**PROBLEM TO SOLVE:**
Set each record down exactly, excluding all images.

** Start TASK DATA **

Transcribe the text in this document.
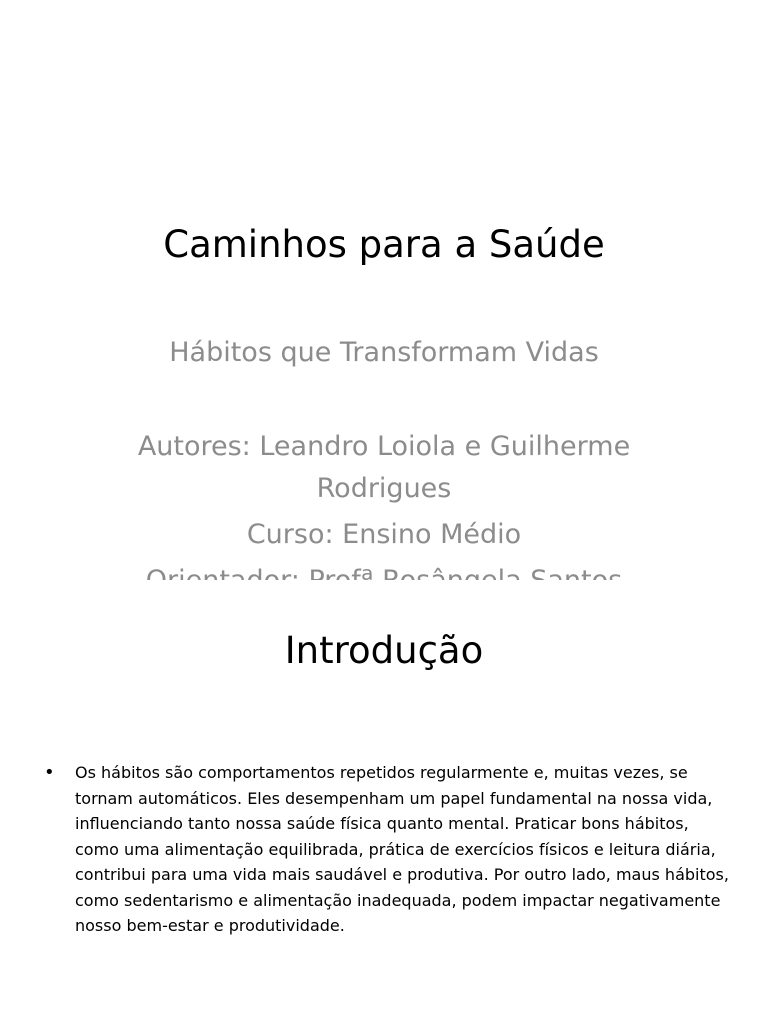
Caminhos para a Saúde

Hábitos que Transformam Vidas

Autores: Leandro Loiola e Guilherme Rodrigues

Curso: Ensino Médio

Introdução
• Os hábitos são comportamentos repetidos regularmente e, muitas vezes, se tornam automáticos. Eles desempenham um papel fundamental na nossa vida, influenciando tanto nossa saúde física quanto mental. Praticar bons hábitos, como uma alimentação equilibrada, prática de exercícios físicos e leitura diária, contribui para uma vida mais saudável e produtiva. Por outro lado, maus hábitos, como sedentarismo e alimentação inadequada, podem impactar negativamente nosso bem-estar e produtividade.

** End TASK DATA **

**SOLUTION TO THIS PROBLEM:**
Transcribe the text in this document.
Caminhos para a Saúde

Hábitos que Transformam Vidas

Autores: Leandro Loiola e Guilherme Rodrigues

Curso: Ensino Médio

Introdução
• Os hábitos são comportamentos repetidos regularmente e, muitas vezes, se tornam automáticos. Eles desempenham um papel fundamental na nossa vida, influenciando tanto nossa saúde física quanto mental. Praticar bons hábitos, como uma alimentação equilibrada, prática de exercícios físicos e leitura diária, contribui para uma vida mais saudável e produtiva. Por outro lado, maus hábitos, como sedentarismo e alimentação inadequada, podem impactar negativamente nosso bem-estar e produtividade.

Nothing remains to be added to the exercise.